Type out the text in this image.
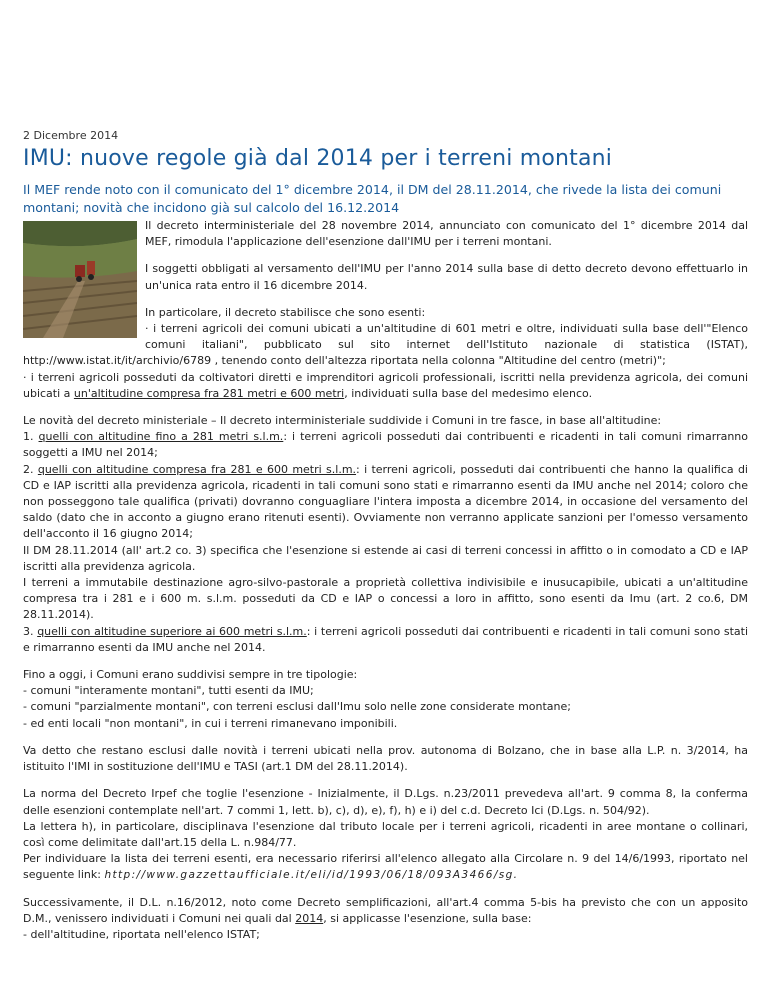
2 Dicembre 2014
IMU: nuove regole già dal 2014 per i terreni montani
Il MEF rende noto con il comunicato del 1° dicembre 2014, il DM del 28.11.2014, che rivede la lista dei comuni montani; novità che incidono già sul calcolo del 16.12.2014

Il decreto interministeriale del 28 novembre 2014, annunciato con comunicato del 1° dicembre 2014 dal MEF, rimodula l'applicazione dell'esenzione dall'IMU per i terreni montani.

I soggetti obbligati al versamento dell'IMU per l'anno 2014 sulla base di detto decreto devono effettuarlo in un'unica rata entro il 16 dicembre 2014.

In particolare, il decreto stabilisce che sono esenti:

· i terreni agricoli dei comuni ubicati a un'altitudine di 601 metri e oltre, individuati sulla base dell'"Elenco comuni italiani", pubblicato sul sito internet dell'Istituto nazionale di statistica (ISTAT), http://www.istat.it/it/archivio/6789 , tenendo conto dell'altezza riportata nella colonna "Altitudine del centro (metri)";

· i terreni agricoli posseduti da coltivatori diretti e imprenditori agricoli professionali, iscritti nella previdenza agricola, dei comuni ubicati a un'altitudine compresa fra 281 metri e 600 metri, individuati sulla base del medesimo elenco.

Le novità del decreto ministeriale – Il decreto interministeriale suddivide i Comuni in tre fasce, in base all'altitudine:

1. quelli con altitudine fino a 281 metri s.l.m.: i terreni agricoli posseduti dai contribuenti e ricadenti in tali comuni rimarranno soggetti a IMU nel 2014;

2. quelli con altitudine compresa fra 281 e 600 metri s.l.m.: i terreni agricoli, posseduti dai contribuenti che hanno la qualifica di CD e IAP iscritti alla previdenza agricola, ricadenti in tali comuni sono stati e rimarranno esenti da IMU anche nel 2014; coloro che non posseggono tale qualifica (privati) dovranno conguagliare l'intera imposta a dicembre 2014, in occasione del versamento del saldo (dato che in acconto a giugno erano ritenuti esenti). Ovviamente non verranno applicate sanzioni per l'omesso versamento dell'acconto il 16 giugno 2014;

Il DM 28.11.2014 (all' art.2 co. 3) specifica che l'esenzione si estende ai casi di terreni concessi in affitto o in comodato a CD e IAP iscritti alla previdenza agricola.

I terreni a immutabile destinazione agro-silvo-pastorale a proprietà collettiva indivisibile e inusucapibile, ubicati a un'altitudine compresa tra i 281 e i 600 m. s.l.m. posseduti da CD e IAP o concessi a loro in affitto, sono esenti da Imu (art. 2 co.6, DM 28.11.2014).

3. quelli con altitudine superiore ai 600 metri s.l.m.: i terreni agricoli posseduti dai contribuenti e ricadenti in tali comuni sono stati e rimarranno esenti da IMU anche nel 2014.

Fino a oggi, i Comuni erano suddivisi sempre in tre tipologie:

- comuni "interamente montani", tutti esenti da IMU;

- comuni "parzialmente montani", con terreni esclusi dall'Imu solo nelle zone considerate montane;

- ed enti locali "non montani", in cui i terreni rimanevano imponibili.

Va detto che restano esclusi dalle novità i terreni ubicati nella prov. autonoma di Bolzano, che in base alla L.P. n. 3/2014, ha istituito l'IMI in sostituzione dell'IMU e TASI (art.1 DM del 28.11.2014).

La norma del Decreto Irpef che toglie l'esenzione - Inizialmente, il D.Lgs. n.23/2011 prevedeva all'art. 9 comma 8, la conferma delle esenzioni contemplate nell'art. 7 commi 1, lett. b), c), d), e), f), h) e i) del c.d. Decreto Ici (D.Lgs. n. 504/92).

La lettera h), in particolare, disciplinava l'esenzione dal tributo locale per i terreni agricoli, ricadenti in aree montane o collinari, così come delimitate dall'art.15 della L. n.984/77.

Per individuare la lista dei terreni esenti, era necessario riferirsi all'elenco allegato alla Circolare n. 9 del 14/6/1993, riportato nel seguente link: http://www.gazzettaufficiale.it/eli/id/1993/06/18/093A3466/sg.

Successivamente, il D.L. n.16/2012, noto come Decreto semplificazioni, all'art.4 comma 5-bis ha previsto che con un apposito D.M., venissero individuati i Comuni nei quali dal 2014, si applicasse l'esenzione, sulla base:

- dell'altitudine, riportata nell'elenco ISTAT;
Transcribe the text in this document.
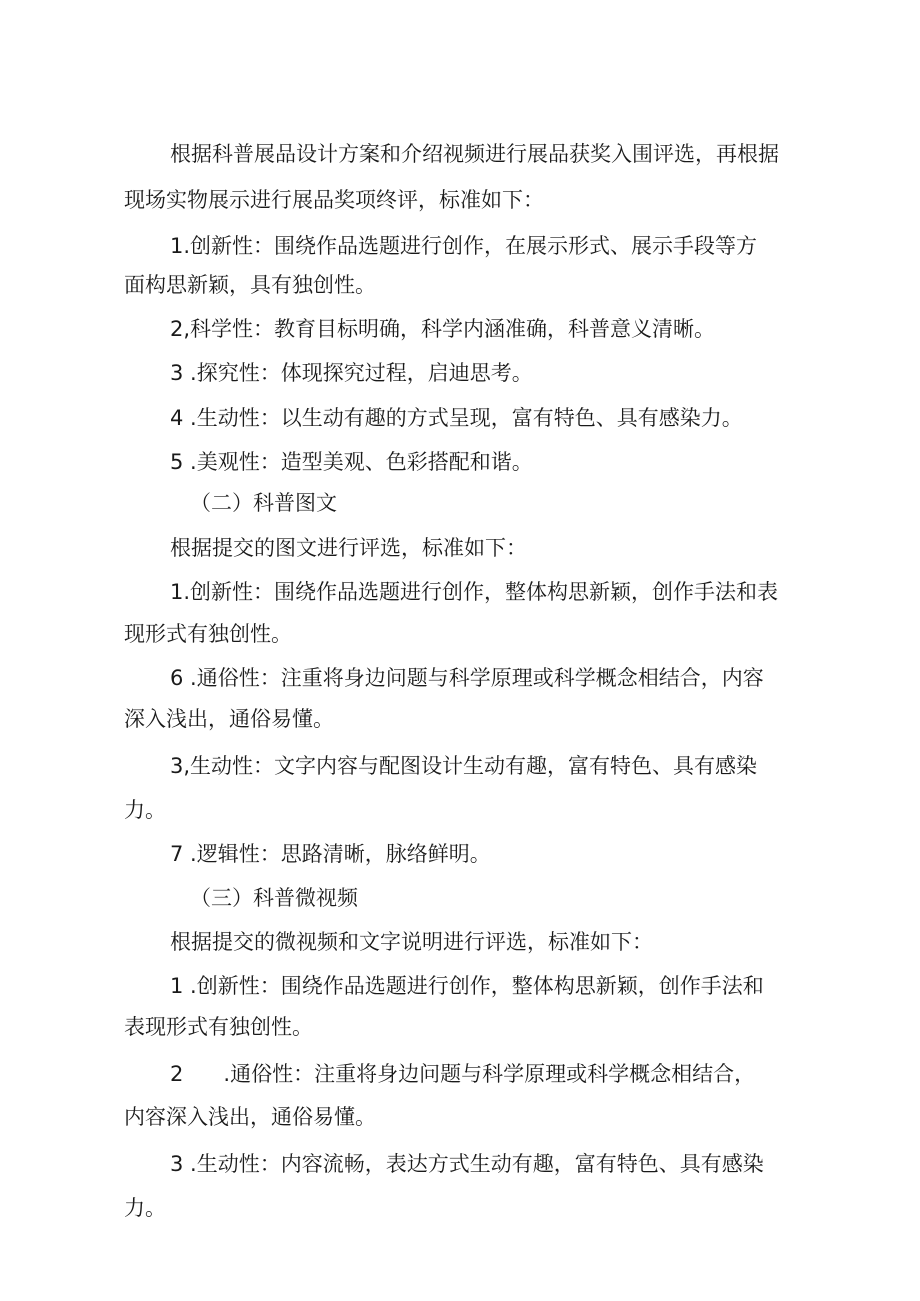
根据科普展品设计方案和介绍视频进行展品获奖入围评选，再根据

现场实物展示进行展品奖项终评，标准如下：

1.创新性：围绕作品选题进行创作，在展示形式、展示手段等方

面构思新颖，具有独创性。

2,科学性：教育目标明确，科学内涵准确，科普意义清晰。

3 .探究性：体现探究过程，启迪思考。

4 .生动性：以生动有趣的方式呈现，富有特色、具有感染力。

5 .美观性：造型美观、色彩搭配和谐。

（二）科普图文

根据提交的图文进行评选，标准如下：

1.创新性：围绕作品选题进行创作，整体构思新颖，创作手法和表

现形式有独创性。

6 .通俗性：注重将身边问题与科学原理或科学概念相结合，内容

深入浅出，通俗易懂。

3,生动性：文字内容与配图设计生动有趣，富有特色、具有感染

力。

7 .逻辑性：思路清晰，脉络鲜明。

（三）科普微视频

根据提交的微视频和文字说明进行评选，标准如下：

1 .创新性：围绕作品选题进行创作，整体构思新颖，创作手法和

表现形式有独创性。

2      .通俗性：注重将身边问题与科学原理或科学概念相结合，

内容深入浅出，通俗易懂。

3 .生动性：内容流畅，表达方式生动有趣，富有特色、具有感染

力。
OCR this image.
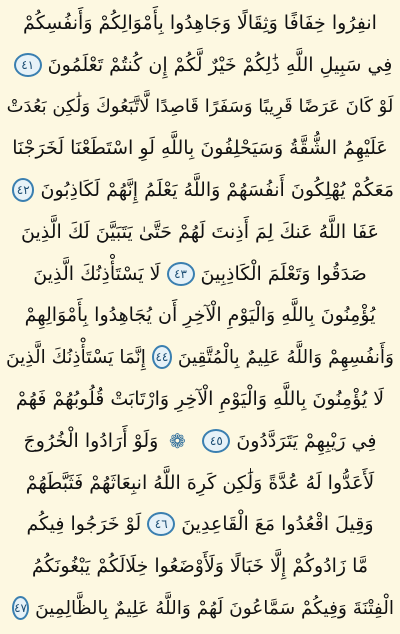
انفِرُوا خِفَافًا وَثِقَالًا وَجَاهِدُوا بِأَمْوَالِكُمْ وَأَنفُسِكُمْ
فِي سَبِيلِ اللَّهِ ذَٰلِكُمْ خَيْرٌ لَّكُمْ إِن كُنتُمْ تَعْلَمُونَ
٤١
لَوْ كَانَ عَرَضًا قَرِيبًا وَسَفَرًا قَاصِدًا لَّاتَّبَعُوكَ وَلَٰكِن بَعُدَتْ
عَلَيْهِمُ الشُّقَّةُ وَسَيَحْلِفُونَ بِاللَّهِ لَوِ اسْتَطَعْنَا لَخَرَجْنَا
مَعَكُمْ يُهْلِكُونَ أَنفُسَهُمْ وَاللَّهُ يَعْلَمُ إِنَّهُمْ لَكَاذِبُونَ
٤٢
عَفَا اللَّهُ عَنكَ لِمَ أَذِنتَ لَهُمْ حَتَّىٰ يَتَبَيَّنَ لَكَ الَّذِينَ
صَدَقُوا وَتَعْلَمَ الْكَاذِبِينَ
٤٣
لَا يَسْتَأْذِنُكَ الَّذِينَ
يُؤْمِنُونَ بِاللَّهِ وَالْيَوْمِ الْآخِرِ أَن يُجَاهِدُوا بِأَمْوَالِهِمْ
وَأَنفُسِهِمْ وَاللَّهُ عَلِيمٌ بِالْمُتَّقِينَ
٤٤
إِنَّمَا يَسْتَأْذِنُكَ الَّذِينَ
لَا يُؤْمِنُونَ بِاللَّهِ وَالْيَوْمِ الْآخِرِ وَارْتَابَتْ قُلُوبُهُمْ فَهُمْ
فِي رَيْبِهِمْ يَتَرَدَّدُونَ
٤٥
❁
وَلَوْ أَرَادُوا الْخُرُوجَ
لَأَعَدُّوا لَهُ عُدَّةً وَلَٰكِن كَرِهَ اللَّهُ انبِعَاثَهُمْ فَثَبَّطَهُمْ
وَقِيلَ اقْعُدُوا مَعَ الْقَاعِدِينَ
٤٦
لَوْ خَرَجُوا فِيكُم
مَّا زَادُوكُمْ إِلَّا خَبَالًا وَلَأَوْضَعُوا خِلَالَكُمْ يَبْغُونَكُمُ
الْفِتْنَةَ وَفِيكُمْ سَمَّاعُونَ لَهُمْ وَاللَّهُ عَلِيمٌ بِالظَّالِمِينَ
٤٧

_ _ _ _

• **Instructions to follow**:
In the copy, include no pictures; restate the listing above exactly.

• **Reply**:
Type out the text in this image.
2 Dicembre 2014
IMU: nuove regole già dal 2014 per i terreni montani
Il MEF rende noto con il comunicato del 1° dicembre 2014, il DM del 28.11.2014, che rivede la lista dei comuni montani; novità che incidono già sul calcolo del 16.12.2014

Il decreto interministeriale del 28 novembre 2014, annunciato con comunicato del 1° dicembre 2014 dal MEF, rimodula l'applicazione dell'esenzione dall'IMU per i terreni montani.

I soggetti obbligati al versamento dell'IMU per l'anno 2014 sulla base di detto decreto devono effettuarlo in un'unica rata entro il 16 dicembre 2014.

In particolare, il decreto stabilisce che sono esenti:

· i terreni agricoli dei comuni ubicati a un'altitudine di 601 metri e oltre, individuati sulla base dell'"Elenco comuni italiani", pubblicato sul sito internet dell'Istituto nazionale di statistica (ISTAT), http://www.istat.it/it/archivio/6789 , tenendo conto dell'altezza riportata nella colonna "Altitudine del centro (metri)";

· i terreni agricoli posseduti da coltivatori diretti e imprenditori agricoli professionali, iscritti nella previdenza agricola, dei comuni ubicati a un'altitudine compresa fra 281 metri e 600 metri, individuati sulla base del medesimo elenco.

Le novità del decreto ministeriale – Il decreto interministeriale suddivide i Comuni in tre fasce, in base all'altitudine:

1. quelli con altitudine fino a 281 metri s.l.m.: i terreni agricoli posseduti dai contribuenti e ricadenti in tali comuni rimarranno soggetti a IMU nel 2014;

2. quelli con altitudine compresa fra 281 e 600 metri s.l.m.: i terreni agricoli, posseduti dai contribuenti che hanno la qualifica di CD e IAP iscritti alla previdenza agricola, ricadenti in tali comuni sono stati e rimarranno esenti da IMU anche nel 2014; coloro che non posseggono tale qualifica (privati) dovranno conguagliare l'intera imposta a dicembre 2014, in occasione del versamento del saldo (dato che in acconto a giugno erano ritenuti esenti). Ovviamente non verranno applicate sanzioni per l'omesso versamento dell'acconto il 16 giugno 2014;

Il DM 28.11.2014 (all' art.2 co. 3) specifica che l'esenzione si estende ai casi di terreni concessi in affitto o in comodato a CD e IAP iscritti alla previdenza agricola.

I terreni a immutabile destinazione agro-silvo-pastorale a proprietà collettiva indivisibile e inusucapibile, ubicati a un'altitudine compresa tra i 281 e i 600 m. s.l.m. posseduti da CD e IAP o concessi a loro in affitto, sono esenti da Imu (art. 2 co.6, DM 28.11.2014).

3. quelli con altitudine superiore ai 600 metri s.l.m.: i terreni agricoli posseduti dai contribuenti e ricadenti in tali comuni sono stati e rimarranno esenti da IMU anche nel 2014.

Fino a oggi, i Comuni erano suddivisi sempre in tre tipologie:

- comuni "interamente montani", tutti esenti da IMU;

- comuni "parzialmente montani", con terreni esclusi dall'Imu solo nelle zone considerate montane;

- ed enti locali "non montani", in cui i terreni rimanevano imponibili.

Va detto che restano esclusi dalle novità i terreni ubicati nella prov. autonoma di Bolzano, che in base alla L.P. n. 3/2014, ha istituito l'IMI in sostituzione dell'IMU e TASI (art.1 DM del 28.11.2014).

La norma del Decreto Irpef che toglie l'esenzione - Inizialmente, il D.Lgs. n.23/2011 prevedeva all'art. 9 comma 8, la conferma delle esenzioni contemplate nell'art. 7 commi 1, lett. b), c), d), e), f), h) e i) del c.d. Decreto Ici (D.Lgs. n. 504/92).

La lettera h), in particolare, disciplinava l'esenzione dal tributo locale per i terreni agricoli, ricadenti in aree montane o collinari, così come delimitate dall'art.15 della L. n.984/77.

Per individuare la lista dei terreni esenti, era necessario riferirsi all'elenco allegato alla Circolare n. 9 del 14/6/1993, riportato nel seguente link: http://www.gazzettaufficiale.it/eli/id/1993/06/18/093A3466/sg.

Successivamente, il D.L. n.16/2012, noto come Decreto semplificazioni, all'art.4 comma 5-bis ha previsto che con un apposito D.M., venissero individuati i Comuni nei quali dal 2014, si applicasse l'esenzione, sulla base:

- dell'altitudine, riportata nell'elenco ISTAT;
Transcribe the text in this document.
根据科普展品设计方案和介绍视频进行展品获奖入围评选，再根据

现场实物展示进行展品奖项终评，标准如下：

1.创新性：围绕作品选题进行创作，在展示形式、展示手段等方

面构思新颖，具有独创性。

2,科学性：教育目标明确，科学内涵准确，科普意义清晰。

3 .探究性：体现探究过程，启迪思考。

4 .生动性：以生动有趣的方式呈现，富有特色、具有感染力。

5 .美观性：造型美观、色彩搭配和谐。

（二）科普图文

根据提交的图文进行评选，标准如下：

1.创新性：围绕作品选题进行创作，整体构思新颖，创作手法和表

现形式有独创性。

6 .通俗性：注重将身边问题与科学原理或科学概念相结合，内容

深入浅出，通俗易懂。

3,生动性：文字内容与配图设计生动有趣，富有特色、具有感染

力。

7 .逻辑性：思路清晰，脉络鲜明。

（三）科普微视频

根据提交的微视频和文字说明进行评选，标准如下：

1 .创新性：围绕作品选题进行创作，整体构思新颖，创作手法和

表现形式有独创性。

2      .通俗性：注重将身边问题与科学原理或科学概念相结合，

内容深入浅出，通俗易懂。

3 .生动性：内容流畅，表达方式生动有趣，富有特色、具有感染

力。
OCR this image.
انفِرُوا خِفَافًا وَثِقَالًا وَجَاهِدُوا بِأَمْوَالِكُمْ وَأَنفُسِكُمْ
فِي سَبِيلِ اللَّهِ ذَٰلِكُمْ خَيْرٌ لَّكُمْ إِن كُنتُمْ تَعْلَمُونَ
٤١
لَوْ كَانَ عَرَضًا قَرِيبًا وَسَفَرًا قَاصِدًا لَّاتَّبَعُوكَ وَلَٰكِن بَعُدَتْ
عَلَيْهِمُ الشُّقَّةُ وَسَيَحْلِفُونَ بِاللَّهِ لَوِ اسْتَطَعْنَا لَخَرَجْنَا
مَعَكُمْ يُهْلِكُونَ أَنفُسَهُمْ وَاللَّهُ يَعْلَمُ إِنَّهُمْ لَكَاذِبُونَ
٤٢
عَفَا اللَّهُ عَنكَ لِمَ أَذِنتَ لَهُمْ حَتَّىٰ يَتَبَيَّنَ لَكَ الَّذِينَ
صَدَقُوا وَتَعْلَمَ الْكَاذِبِينَ
٤٣
لَا يَسْتَأْذِنُكَ الَّذِينَ
يُؤْمِنُونَ بِاللَّهِ وَالْيَوْمِ الْآخِرِ أَن يُجَاهِدُوا بِأَمْوَالِهِمْ
وَأَنفُسِهِمْ وَاللَّهُ عَلِيمٌ بِالْمُتَّقِينَ
٤٤
إِنَّمَا يَسْتَأْذِنُكَ الَّذِينَ
لَا يُؤْمِنُونَ بِاللَّهِ وَالْيَوْمِ الْآخِرِ وَارْتَابَتْ قُلُوبُهُمْ فَهُمْ
فِي رَيْبِهِمْ يَتَرَدَّدُونَ
٤٥
❁
وَلَوْ أَرَادُوا الْخُرُوجَ
لَأَعَدُّوا لَهُ عُدَّةً وَلَٰكِن كَرِهَ اللَّهُ انبِعَاثَهُمْ فَثَبَّطَهُمْ
وَقِيلَ اقْعُدُوا مَعَ الْقَاعِدِينَ
٤٦
لَوْ خَرَجُوا فِيكُم
مَّا زَادُوكُمْ إِلَّا خَبَالًا وَلَأَوْضَعُوا خِلَالَكُمْ يَبْغُونَكُمُ
الْفِتْنَةَ وَفِيكُمْ سَمَّاعُونَ لَهُمْ وَاللَّهُ عَلِيمٌ بِالظَّالِمِينَ
٤٧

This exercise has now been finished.